* Job *
Set the listing down unchanged, minus every embedded image.

Dataset entries
[BEGIN]

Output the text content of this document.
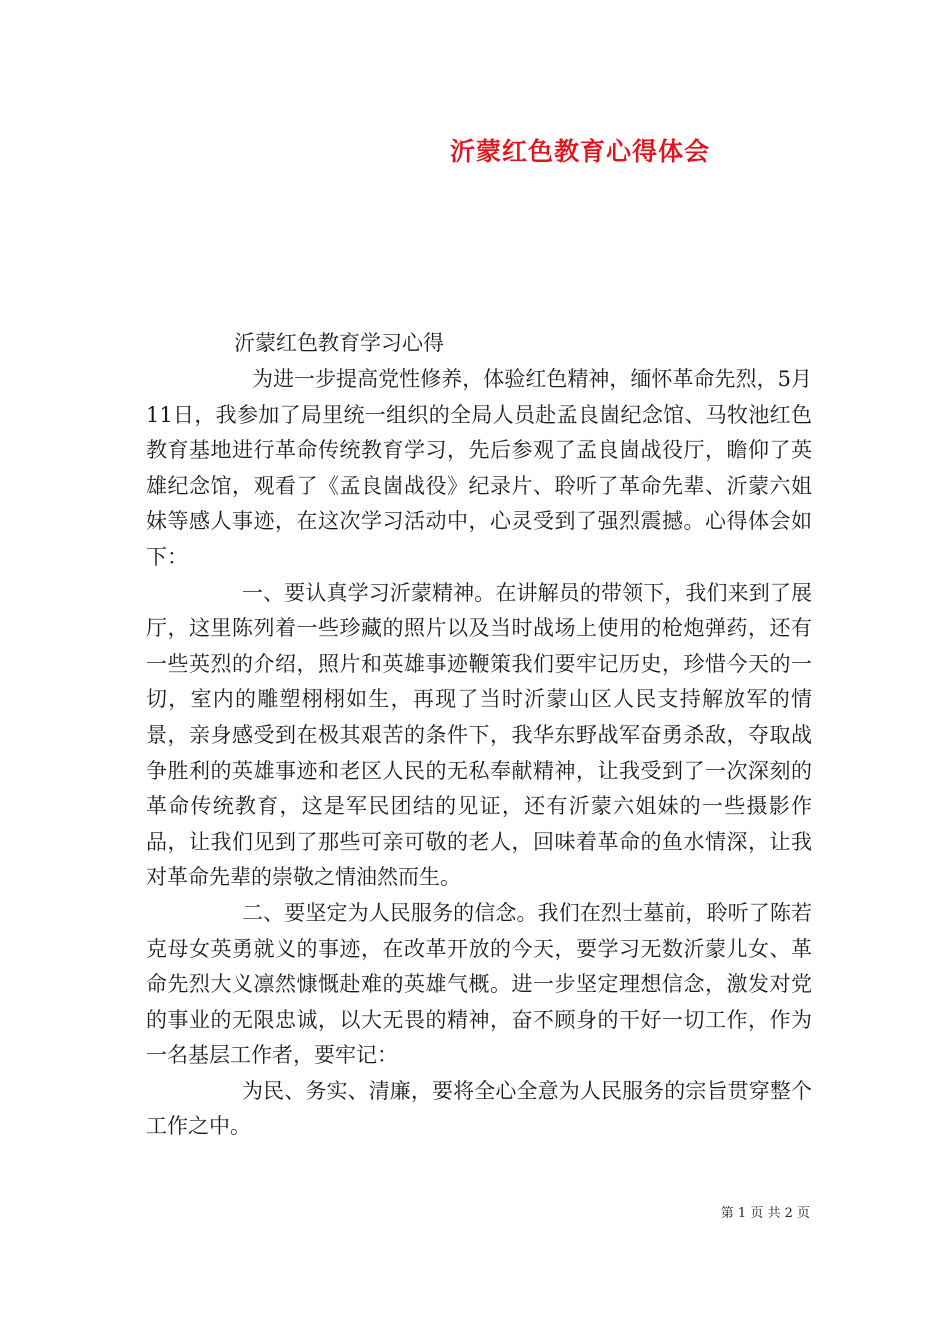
沂蒙红色教育心得体会
沂蒙红色教育学习心得

为进一步提高党性修养，体验红色精神，缅怀革命先烈，5月11日，我参加了局里统一组织的全局人员赴孟良崮纪念馆、马牧池红色教育基地进行革命传统教育学习，先后参观了孟良崮战役厅，瞻仰了英雄纪念馆，观看了《孟良崮战役》纪录片、聆听了革命先辈、沂蒙六姐妹等感人事迹，在这次学习活动中，心灵受到了强烈震撼。心得体会如下：

一、要认真学习沂蒙精神。在讲解员的带领下，我们来到了展厅，这里陈列着一些珍藏的照片以及当时战场上使用的枪炮弹药，还有一些英烈的介绍，照片和英雄事迹鞭策我们要牢记历史，珍惜今天的一切，室内的雕塑栩栩如生，再现了当时沂蒙山区人民支持解放军的情景，亲身感受到在极其艰苦的条件下，我华东野战军奋勇杀敌，夺取战争胜利的英雄事迹和老区人民的无私奉献精神，让我受到了一次深刻的革命传统教育，这是军民团结的见证，还有沂蒙六姐妹的一些摄影作品，让我们见到了那些可亲可敬的老人，回味着革命的鱼水情深，让我对革命先辈的崇敬之情油然而生。

二、要坚定为人民服务的信念。我们在烈士墓前，聆听了陈若克母女英勇就义的事迹，在改革开放的今天，要学习无数沂蒙儿女、革命先烈大义凛然慷慨赴难的英雄气概。进一步坚定理想信念，激发对党的事业的无限忠诚，以大无畏的精神，奋不顾身的干好一切工作，作为一名基层工作者，要牢记：

为民、务实、清廉，要将全心全意为人民服务的宗旨贯穿整个工作之中。

第 1 页 共 2 页
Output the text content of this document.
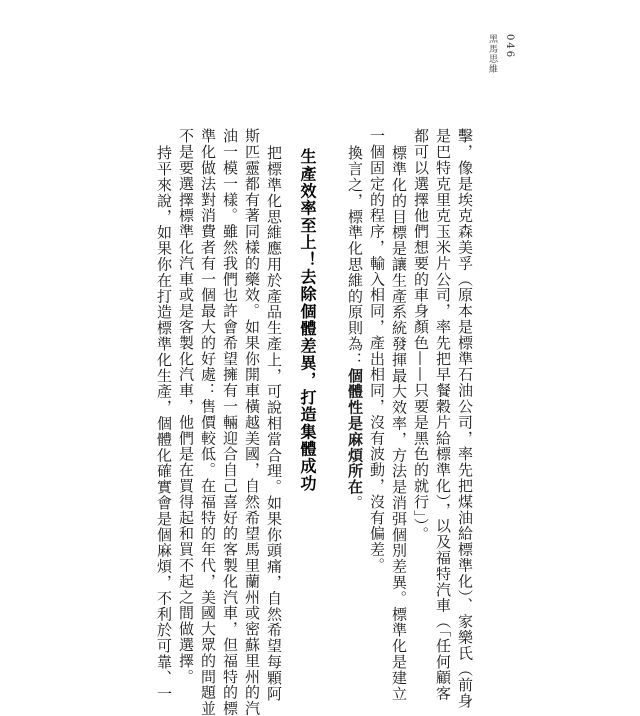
046
黑馬思維
擊，像是埃克森美孚（原本是標準石油公司，率先把煤油給標準化）、家樂氏（前身
是巴特克里克玉米片公司，率先把早餐穀片給標準化），以及福特汽車（「任何顧客
都可以選擇他們想要的車身顏色——只要是黑色的就行」）。
標準化的目標是讓生產系統發揮最大效率，方法是消弭個別差異。標準化是建立
一個固定的程序，輸入相同，產出相同，沒有波動，沒有偏差。
換言之，標準化思維的原則為：個體性是麻煩所在。
生產效率至上！去除個體差異，打造集體成功
把標準化思維應用於產品生產上，可說相當合理。如果你頭痛，自然希望每顆阿
斯匹靈都有著同樣的藥效。如果你開車橫越美國，自然希望馬里蘭州或密蘇里州的汽
油一模一樣。雖然我們也許會希望擁有一輛迎合自己喜好的客製化汽車，但福特的標
準化做法對消費者有一個最大的好處：售價較低。在福特的年代，美國大眾的問題並
不是要選擇標準化汽車或是客製化汽車，他們是在買得起和買不起之間做選擇。
持平來說，如果你在打造標準化生產，個體化確實會是個麻煩，不利於可靠、一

[END]

* Complete answer *
Output the text content of this document.
沂蒙红色教育心得体会
沂蒙红色教育学习心得

为进一步提高党性修养，体验红色精神，缅怀革命先烈，5月11日，我参加了局里统一组织的全局人员赴孟良崮纪念馆、马牧池红色教育基地进行革命传统教育学习，先后参观了孟良崮战役厅，瞻仰了英雄纪念馆，观看了《孟良崮战役》纪录片、聆听了革命先辈、沂蒙六姐妹等感人事迹，在这次学习活动中，心灵受到了强烈震撼。心得体会如下：

一、要认真学习沂蒙精神。在讲解员的带领下，我们来到了展厅，这里陈列着一些珍藏的照片以及当时战场上使用的枪炮弹药，还有一些英烈的介绍，照片和英雄事迹鞭策我们要牢记历史，珍惜今天的一切，室内的雕塑栩栩如生，再现了当时沂蒙山区人民支持解放军的情景，亲身感受到在极其艰苦的条件下，我华东野战军奋勇杀敌，夺取战争胜利的英雄事迹和老区人民的无私奉献精神，让我受到了一次深刻的革命传统教育，这是军民团结的见证，还有沂蒙六姐妹的一些摄影作品，让我们见到了那些可亲可敬的老人，回味着革命的鱼水情深，让我对革命先辈的崇敬之情油然而生。

二、要坚定为人民服务的信念。我们在烈士墓前，聆听了陈若克母女英勇就义的事迹，在改革开放的今天，要学习无数沂蒙儿女、革命先烈大义凛然慷慨赴难的英雄气概。进一步坚定理想信念，激发对党的事业的无限忠诚，以大无畏的精神，奋不顾身的干好一切工作，作为一名基层工作者，要牢记：

为民、务实、清廉，要将全心全意为人民服务的宗旨贯穿整个工作之中。

第 1 页 共 2 页
Output the text content of this document.
046
黑馬思維
擊，像是埃克森美孚（原本是標準石油公司，率先把煤油給標準化）、家樂氏（前身
是巴特克里克玉米片公司，率先把早餐穀片給標準化），以及福特汽車（「任何顧客
都可以選擇他們想要的車身顏色——只要是黑色的就行」）。
標準化的目標是讓生產系統發揮最大效率，方法是消弭個別差異。標準化是建立
一個固定的程序，輸入相同，產出相同，沒有波動，沒有偏差。
換言之，標準化思維的原則為：個體性是麻煩所在。
生產效率至上！去除個體差異，打造集體成功
把標準化思維應用於產品生產上，可說相當合理。如果你頭痛，自然希望每顆阿
斯匹靈都有著同樣的藥效。如果你開車橫越美國，自然希望馬里蘭州或密蘇里州的汽
油一模一樣。雖然我們也許會希望擁有一輛迎合自己喜好的客製化汽車，但福特的標
準化做法對消費者有一個最大的好處：售價較低。在福特的年代，美國大眾的問題並
不是要選擇標準化汽車或是客製化汽車，他們是在買得起和買不起之間做選擇。
持平來說，如果你在打造標準化生產，個體化確實會是個麻煩，不利於可靠、一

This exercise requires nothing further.